Work to complete: Could you write out every record below exactly, leaving out any pictures?

[Stored entries]
--- begin ---

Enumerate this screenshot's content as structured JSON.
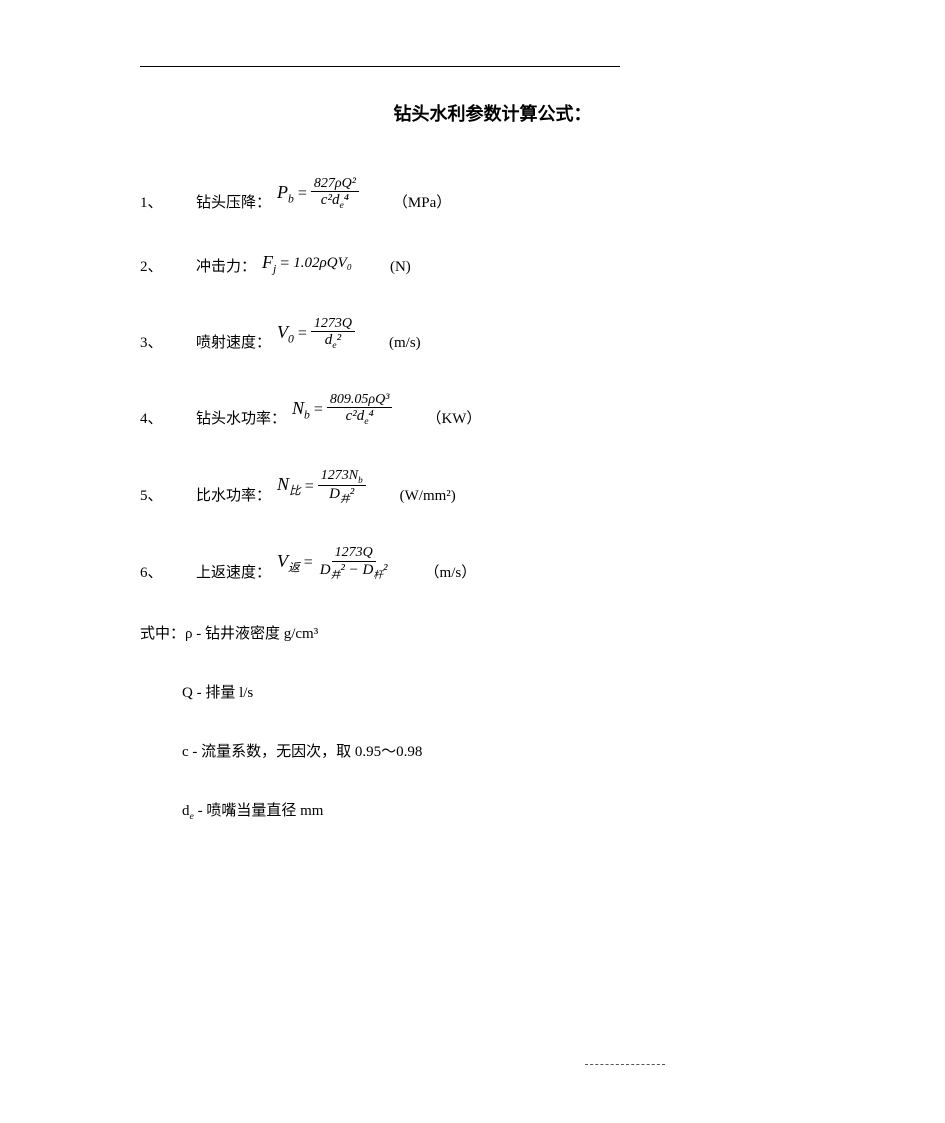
{
  "title": "钻头水利参数计算公式：",
  "items": [
    {
      "num": "1、",
      "label": "钻头压降：",
      "formula": {
        "lhs_var": "P",
        "lhs_sub": "b",
        "top": "827ρQ²",
        "bot": "c²d<sub>e</sub>⁴"
      },
      "unit": "（MPa）"
    },
    {
      "num": "2、",
      "label": "冲击力：",
      "formula": {
        "lhs_var": "F",
        "lhs_sub": "j",
        "inline_rhs": "1.02ρQV₀"
      },
      "unit": "(N)"
    },
    {
      "num": "3、",
      "label": "喷射速度：",
      "formula": {
        "lhs_var": "V",
        "lhs_sub": "0",
        "top": "1273Q",
        "bot": "d<sub>e</sub>²"
      },
      "unit": "(m/s)"
    },
    {
      "num": "4、",
      "label": "钻头水功率：",
      "formula": {
        "lhs_var": "N",
        "lhs_sub": "b",
        "top": "809.05ρQ³",
        "bot": "c²d<sub>e</sub>⁴"
      },
      "unit": "（KW）"
    },
    {
      "num": "5、",
      "label": "比水功率：",
      "formula": {
        "lhs_var": "N",
        "lhs_sub": "比",
        "top": "1273N<sub>b</sub>",
        "bot": "D<sub>井</sub>²"
      },
      "unit": "(W/mm²)"
    },
    {
      "num": "6、",
      "label": "上返速度：",
      "formula": {
        "lhs_var": "V",
        "lhs_sub": "返",
        "top": "1273Q",
        "bot": "D<sub>井</sub>² − D<sub>杆</sub>²"
      },
      "unit": "（m/s）"
    }
  ],
  "defs_header": "式中：ρ - 钻井液密度  g/cm³",
  "defs": [
    {
      "text": "Q   - 排量  l/s"
    },
    {
      "text": "c   - 流量系数，无因次，取 0.95～0.98"
    },
    {
      "text_html": "d<sub>e</sub>   - 喷嘴当量直径  mm"
    }
  ],
  "colors": {
    "text": "#000000",
    "background": "#ffffff",
    "rule": "#000000"
  },
  "typography": {
    "body_family": "SimSun / Microsoft YaHei",
    "math_family": "Times New Roman italic",
    "title_size_pt": 14,
    "body_size_pt": 11
  }
}
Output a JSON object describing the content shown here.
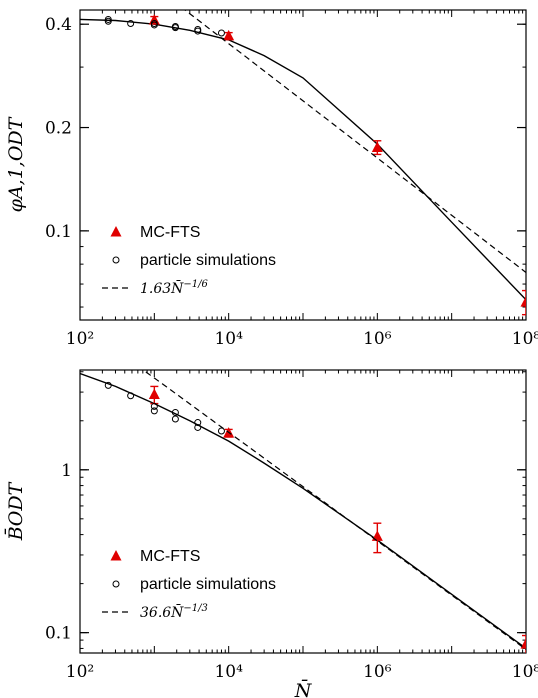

--- end ---

Solution:
Enumerate this screenshot's content as structured JSON.
{
  "title": "钻头水利参数计算公式：",
  "items": [
    {
      "num": "1、",
      "label": "钻头压降：",
      "formula": {
        "lhs_var": "P",
        "lhs_sub": "b",
        "top": "827ρQ²",
        "bot": "c²d<sub>e</sub>⁴"
      },
      "unit": "（MPa）"
    },
    {
      "num": "2、",
      "label": "冲击力：",
      "formula": {
        "lhs_var": "F",
        "lhs_sub": "j",
        "inline_rhs": "1.02ρQV₀"
      },
      "unit": "(N)"
    },
    {
      "num": "3、",
      "label": "喷射速度：",
      "formula": {
        "lhs_var": "V",
        "lhs_sub": "0",
        "top": "1273Q",
        "bot": "d<sub>e</sub>²"
      },
      "unit": "(m/s)"
    },
    {
      "num": "4、",
      "label": "钻头水功率：",
      "formula": {
        "lhs_var": "N",
        "lhs_sub": "b",
        "top": "809.05ρQ³",
        "bot": "c²d<sub>e</sub>⁴"
      },
      "unit": "（KW）"
    },
    {
      "num": "5、",
      "label": "比水功率：",
      "formula": {
        "lhs_var": "N",
        "lhs_sub": "比",
        "top": "1273N<sub>b</sub>",
        "bot": "D<sub>井</sub>²"
      },
      "unit": "(W/mm²)"
    },
    {
      "num": "6、",
      "label": "上返速度：",
      "formula": {
        "lhs_var": "V",
        "lhs_sub": "返",
        "top": "1273Q",
        "bot": "D<sub>井</sub>² − D<sub>杆</sub>²"
      },
      "unit": "（m/s）"
    }
  ],
  "defs_header": "式中：ρ - 钻井液密度  g/cm³",
  "defs": [
    {
      "text": "Q   - 排量  l/s"
    },
    {
      "text": "c   - 流量系数，无因次，取 0.95～0.98"
    },
    {
      "text_html": "d<sub>e</sub>   - 喷嘴当量直径  mm"
    }
  ],
  "colors": {
    "text": "#000000",
    "background": "#ffffff",
    "rule": "#000000"
  },
  "typography": {
    "body_family": "SimSun / Microsoft YaHei",
    "math_family": "Times New Roman italic",
    "title_size_pt": 14,
    "body_size_pt": 11
  }
}
Output a JSON object describing the content shown here.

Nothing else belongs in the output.